(Labeled box records)
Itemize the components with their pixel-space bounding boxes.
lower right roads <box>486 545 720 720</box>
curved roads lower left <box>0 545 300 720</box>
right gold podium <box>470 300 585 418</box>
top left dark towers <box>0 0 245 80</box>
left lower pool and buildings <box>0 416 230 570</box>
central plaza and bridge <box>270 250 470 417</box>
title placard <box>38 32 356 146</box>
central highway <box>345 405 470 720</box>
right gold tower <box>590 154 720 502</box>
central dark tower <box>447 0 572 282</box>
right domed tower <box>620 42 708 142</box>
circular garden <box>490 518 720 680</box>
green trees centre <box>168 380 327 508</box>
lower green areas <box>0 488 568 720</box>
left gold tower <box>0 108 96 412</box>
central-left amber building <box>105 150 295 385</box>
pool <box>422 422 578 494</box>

_Short task_
Reproduce the records with each "gold" swapped for "golden", keeping every other character the same.

_Reply to the task_
Itemize the components with their pixel-space bounding boxes.
lower right roads <box>486 545 720 720</box>
curved roads lower left <box>0 545 300 720</box>
right golden podium <box>470 300 585 418</box>
top left dark towers <box>0 0 245 80</box>
left lower pool and buildings <box>0 416 230 570</box>
central plaza and bridge <box>270 250 470 417</box>
title placard <box>38 32 356 146</box>
central highway <box>345 405 470 720</box>
right golden tower <box>590 154 720 502</box>
central dark tower <box>447 0 572 282</box>
right domed tower <box>620 42 708 142</box>
circular garden <box>490 518 720 680</box>
green trees centre <box>168 380 327 508</box>
lower green areas <box>0 488 568 720</box>
left golden tower <box>0 108 96 412</box>
central-left amber building <box>105 150 295 385</box>
pool <box>422 422 578 494</box>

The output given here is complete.